- [Prompt]:
Please state how many lines in the records contain the string "beta", with no words besides the number.

- [Information provided]:
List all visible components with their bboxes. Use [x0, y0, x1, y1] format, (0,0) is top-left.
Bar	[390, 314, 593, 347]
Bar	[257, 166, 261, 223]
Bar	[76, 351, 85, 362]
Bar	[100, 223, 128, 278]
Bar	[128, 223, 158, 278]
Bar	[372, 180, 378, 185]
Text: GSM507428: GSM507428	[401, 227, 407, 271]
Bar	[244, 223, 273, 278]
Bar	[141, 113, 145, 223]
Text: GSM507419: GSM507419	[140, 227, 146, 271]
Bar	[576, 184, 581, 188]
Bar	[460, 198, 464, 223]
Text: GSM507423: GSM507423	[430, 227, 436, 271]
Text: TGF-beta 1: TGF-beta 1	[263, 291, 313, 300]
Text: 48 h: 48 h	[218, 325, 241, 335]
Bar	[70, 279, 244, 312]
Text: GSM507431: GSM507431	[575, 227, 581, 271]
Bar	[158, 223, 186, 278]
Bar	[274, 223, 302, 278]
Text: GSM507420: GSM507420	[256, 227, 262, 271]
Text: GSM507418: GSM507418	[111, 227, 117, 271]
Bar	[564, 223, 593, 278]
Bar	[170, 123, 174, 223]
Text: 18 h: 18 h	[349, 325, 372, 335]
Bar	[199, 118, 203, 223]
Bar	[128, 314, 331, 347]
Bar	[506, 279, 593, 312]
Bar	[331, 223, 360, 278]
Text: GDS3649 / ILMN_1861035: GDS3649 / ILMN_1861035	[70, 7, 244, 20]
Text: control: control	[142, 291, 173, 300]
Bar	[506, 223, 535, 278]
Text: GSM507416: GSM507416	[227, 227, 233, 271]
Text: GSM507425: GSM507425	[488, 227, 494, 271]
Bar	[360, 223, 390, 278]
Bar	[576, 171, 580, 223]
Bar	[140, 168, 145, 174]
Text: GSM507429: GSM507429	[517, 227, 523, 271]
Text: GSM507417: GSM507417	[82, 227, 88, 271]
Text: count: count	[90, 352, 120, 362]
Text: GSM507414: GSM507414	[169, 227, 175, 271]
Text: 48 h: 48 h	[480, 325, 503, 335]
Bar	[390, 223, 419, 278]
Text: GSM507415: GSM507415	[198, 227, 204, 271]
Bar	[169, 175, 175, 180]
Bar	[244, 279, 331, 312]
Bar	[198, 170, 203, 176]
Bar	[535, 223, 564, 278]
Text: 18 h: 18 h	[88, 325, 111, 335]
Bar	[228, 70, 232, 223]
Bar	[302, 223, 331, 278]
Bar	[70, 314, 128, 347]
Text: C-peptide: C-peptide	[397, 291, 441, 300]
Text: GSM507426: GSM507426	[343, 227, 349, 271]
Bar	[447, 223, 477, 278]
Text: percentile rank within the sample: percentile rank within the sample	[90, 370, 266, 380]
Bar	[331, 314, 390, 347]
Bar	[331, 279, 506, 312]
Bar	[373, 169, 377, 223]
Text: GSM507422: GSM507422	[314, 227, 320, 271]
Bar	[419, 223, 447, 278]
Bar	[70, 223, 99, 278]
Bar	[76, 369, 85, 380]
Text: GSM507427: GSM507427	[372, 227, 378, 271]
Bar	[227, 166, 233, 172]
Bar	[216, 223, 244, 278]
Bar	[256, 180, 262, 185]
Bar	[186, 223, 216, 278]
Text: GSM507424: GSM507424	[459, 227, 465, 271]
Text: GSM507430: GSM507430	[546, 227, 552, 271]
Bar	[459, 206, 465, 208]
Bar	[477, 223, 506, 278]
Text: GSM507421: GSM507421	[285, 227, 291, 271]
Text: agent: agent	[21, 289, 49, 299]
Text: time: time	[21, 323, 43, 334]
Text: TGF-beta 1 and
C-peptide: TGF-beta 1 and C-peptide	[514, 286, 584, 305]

- [Exercise answer]:
3